* **SOURCE MATERIAL**:
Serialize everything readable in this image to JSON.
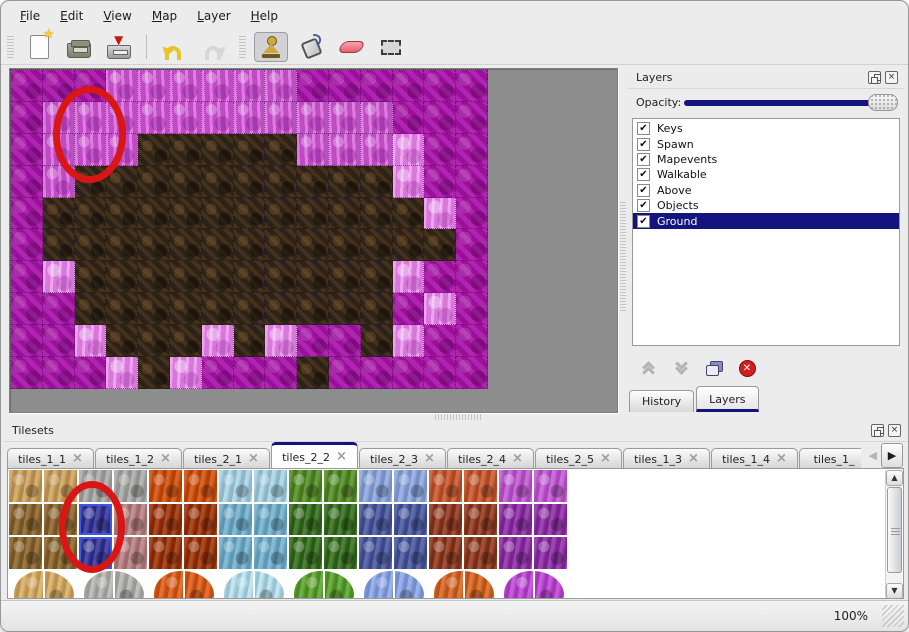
{
  "menubar": {
    "items": [
      "File",
      "Edit",
      "View",
      "Map",
      "Layer",
      "Help"
    ]
  },
  "toolbar": {
    "buttons": [
      {
        "icon": "new-file"
      },
      {
        "icon": "open-folder"
      },
      {
        "icon": "save"
      },
      {
        "icon": "undo",
        "sep_before": true
      },
      {
        "icon": "redo"
      },
      {
        "icon": "stamp-tool",
        "handle_before": true,
        "active": true
      },
      {
        "icon": "fill-tool"
      },
      {
        "icon": "eraser-tool"
      },
      {
        "icon": "rect-select-tool"
      }
    ]
  },
  "map": {
    "canvas_color": "#8d8d8d",
    "tile_legend": {
      "D": "dark-magenta-scale",
      "P": "pink-rock",
      "Q": "bright-pink-rock",
      "B": "dark-brown-rock"
    },
    "grid": [
      "DDDPPPPPPDDDDDD",
      "DPPPPPPPPPPPDDD",
      "DPPPBBBBBPPPQDD",
      "DPBBBBBBBBBBQDD",
      "DBBBBBBBBBBBBQD",
      "DBBBBBBBBBBBBBD",
      "DQBBBBBBBBBBQDD",
      "DDBBBBBBBBBBDQD",
      "DDQBBBQBQDDBQDD",
      "DDDQBQDDDBDDDDD"
    ],
    "annotation_circle_color": "#d81616"
  },
  "layers_panel": {
    "title": "Layers",
    "opacity_label": "Opacity:",
    "opacity_value_percent": 100,
    "accent_color": "#14147e",
    "layers": [
      {
        "label": "Keys",
        "checked": true,
        "selected": false
      },
      {
        "label": "Spawn",
        "checked": true,
        "selected": false
      },
      {
        "label": "Mapevents",
        "checked": true,
        "selected": false
      },
      {
        "label": "Walkable",
        "checked": true,
        "selected": false
      },
      {
        "label": "Above",
        "checked": true,
        "selected": false
      },
      {
        "label": "Objects",
        "checked": true,
        "selected": false
      },
      {
        "label": "Ground",
        "checked": true,
        "selected": true
      }
    ],
    "bottom_tabs": [
      {
        "label": "History",
        "active": false
      },
      {
        "label": "Layers",
        "active": true
      }
    ]
  },
  "tilesets_panel": {
    "title": "Tilesets",
    "tabs": [
      {
        "label": "tiles_1_1",
        "active": false
      },
      {
        "label": "tiles_1_2",
        "active": false
      },
      {
        "label": "tiles_2_1",
        "active": false
      },
      {
        "label": "tiles_2_2",
        "active": true
      },
      {
        "label": "tiles_2_3",
        "active": false
      },
      {
        "label": "tiles_2_4",
        "active": false
      },
      {
        "label": "tiles_2_5",
        "active": false
      },
      {
        "label": "tiles_1_3",
        "active": false
      },
      {
        "label": "tiles_1_4",
        "active": false
      },
      {
        "label": "tiles_1_",
        "active": false,
        "truncated": true
      }
    ],
    "tile_groups": [
      {
        "name": "sand",
        "top": "#cea158",
        "mid": "#8a6228",
        "blob": "#d9ab60"
      },
      {
        "name": "rock",
        "top": "#a9a9a7",
        "mid": "#b87e7e",
        "blob": "#b3b3af"
      },
      {
        "name": "lava",
        "top": "#d44b04",
        "mid": "#9d2d02",
        "blob": "#e0570e"
      },
      {
        "name": "ice",
        "top": "#a5d4e8",
        "mid": "#6fb0d0",
        "blob": "#b5e2f2"
      },
      {
        "name": "vine",
        "top": "#4e8c20",
        "mid": "#2f6a16",
        "blob": "#55a226"
      },
      {
        "name": "crystal",
        "top": "#8ba6e2",
        "mid": "#44549f",
        "blob": "#88a4ea"
      },
      {
        "name": "ember",
        "top": "#c95327",
        "mid": "#8f3317",
        "blob": "#d96119"
      },
      {
        "name": "web",
        "top": "#c454d6",
        "mid": "#8e27a8",
        "blob": "#bf3fd8"
      }
    ],
    "selected_tile": {
      "col": 2,
      "rows": [
        1,
        2
      ],
      "color": "#30309a",
      "highlight_color": "#3c5ae0"
    }
  },
  "status_bar": {
    "zoom_level": "100%"
  }
}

* **SET PROBLEM**: Retype each record exactly as it stands, but do not include the pictures.

* **REPLY TO THE EXERCISE**:
Serialize everything readable in this image to JSON.
{
  "menubar": {
    "items": [
      "File",
      "Edit",
      "View",
      "Map",
      "Layer",
      "Help"
    ]
  },
  "toolbar": {
    "buttons": [
      {
        "icon": "new-file"
      },
      {
        "icon": "open-folder"
      },
      {
        "icon": "save"
      },
      {
        "icon": "undo",
        "sep_before": true
      },
      {
        "icon": "redo"
      },
      {
        "icon": "stamp-tool",
        "handle_before": true,
        "active": true
      },
      {
        "icon": "fill-tool"
      },
      {
        "icon": "eraser-tool"
      },
      {
        "icon": "rect-select-tool"
      }
    ]
  },
  "map": {
    "canvas_color": "#8d8d8d",
    "tile_legend": {
      "D": "dark-magenta-scale",
      "P": "pink-rock",
      "Q": "bright-pink-rock",
      "B": "dark-brown-rock"
    },
    "grid": [
      "DDDPPPPPPDDDDDD",
      "DPPPPPPPPPPPDDD",
      "DPPPBBBBBPPPQDD",
      "DPBBBBBBBBBBQDD",
      "DBBBBBBBBBBBBQD",
      "DBBBBBBBBBBBBBD",
      "DQBBBBBBBBBBQDD",
      "DDBBBBBBBBBBDQD",
      "DDQBBBQBQDDBQDD",
      "DDDQBQDDDBDDDDD"
    ],
    "annotation_circle_color": "#d81616"
  },
  "layers_panel": {
    "title": "Layers",
    "opacity_label": "Opacity:",
    "opacity_value_percent": 100,
    "accent_color": "#14147e",
    "layers": [
      {
        "label": "Keys",
        "checked": true,
        "selected": false
      },
      {
        "label": "Spawn",
        "checked": true,
        "selected": false
      },
      {
        "label": "Mapevents",
        "checked": true,
        "selected": false
      },
      {
        "label": "Walkable",
        "checked": true,
        "selected": false
      },
      {
        "label": "Above",
        "checked": true,
        "selected": false
      },
      {
        "label": "Objects",
        "checked": true,
        "selected": false
      },
      {
        "label": "Ground",
        "checked": true,
        "selected": true
      }
    ],
    "bottom_tabs": [
      {
        "label": "History",
        "active": false
      },
      {
        "label": "Layers",
        "active": true
      }
    ]
  },
  "tilesets_panel": {
    "title": "Tilesets",
    "tabs": [
      {
        "label": "tiles_1_1",
        "active": false
      },
      {
        "label": "tiles_1_2",
        "active": false
      },
      {
        "label": "tiles_2_1",
        "active": false
      },
      {
        "label": "tiles_2_2",
        "active": true
      },
      {
        "label": "tiles_2_3",
        "active": false
      },
      {
        "label": "tiles_2_4",
        "active": false
      },
      {
        "label": "tiles_2_5",
        "active": false
      },
      {
        "label": "tiles_1_3",
        "active": false
      },
      {
        "label": "tiles_1_4",
        "active": false
      },
      {
        "label": "tiles_1_",
        "active": false,
        "truncated": true
      }
    ],
    "tile_groups": [
      {
        "name": "sand",
        "top": "#cea158",
        "mid": "#8a6228",
        "blob": "#d9ab60"
      },
      {
        "name": "rock",
        "top": "#a9a9a7",
        "mid": "#b87e7e",
        "blob": "#b3b3af"
      },
      {
        "name": "lava",
        "top": "#d44b04",
        "mid": "#9d2d02",
        "blob": "#e0570e"
      },
      {
        "name": "ice",
        "top": "#a5d4e8",
        "mid": "#6fb0d0",
        "blob": "#b5e2f2"
      },
      {
        "name": "vine",
        "top": "#4e8c20",
        "mid": "#2f6a16",
        "blob": "#55a226"
      },
      {
        "name": "crystal",
        "top": "#8ba6e2",
        "mid": "#44549f",
        "blob": "#88a4ea"
      },
      {
        "name": "ember",
        "top": "#c95327",
        "mid": "#8f3317",
        "blob": "#d96119"
      },
      {
        "name": "web",
        "top": "#c454d6",
        "mid": "#8e27a8",
        "blob": "#bf3fd8"
      }
    ],
    "selected_tile": {
      "col": 2,
      "rows": [
        1,
        2
      ],
      "color": "#30309a",
      "highlight_color": "#3c5ae0"
    }
  },
  "status_bar": {
    "zoom_level": "100%"
  }
}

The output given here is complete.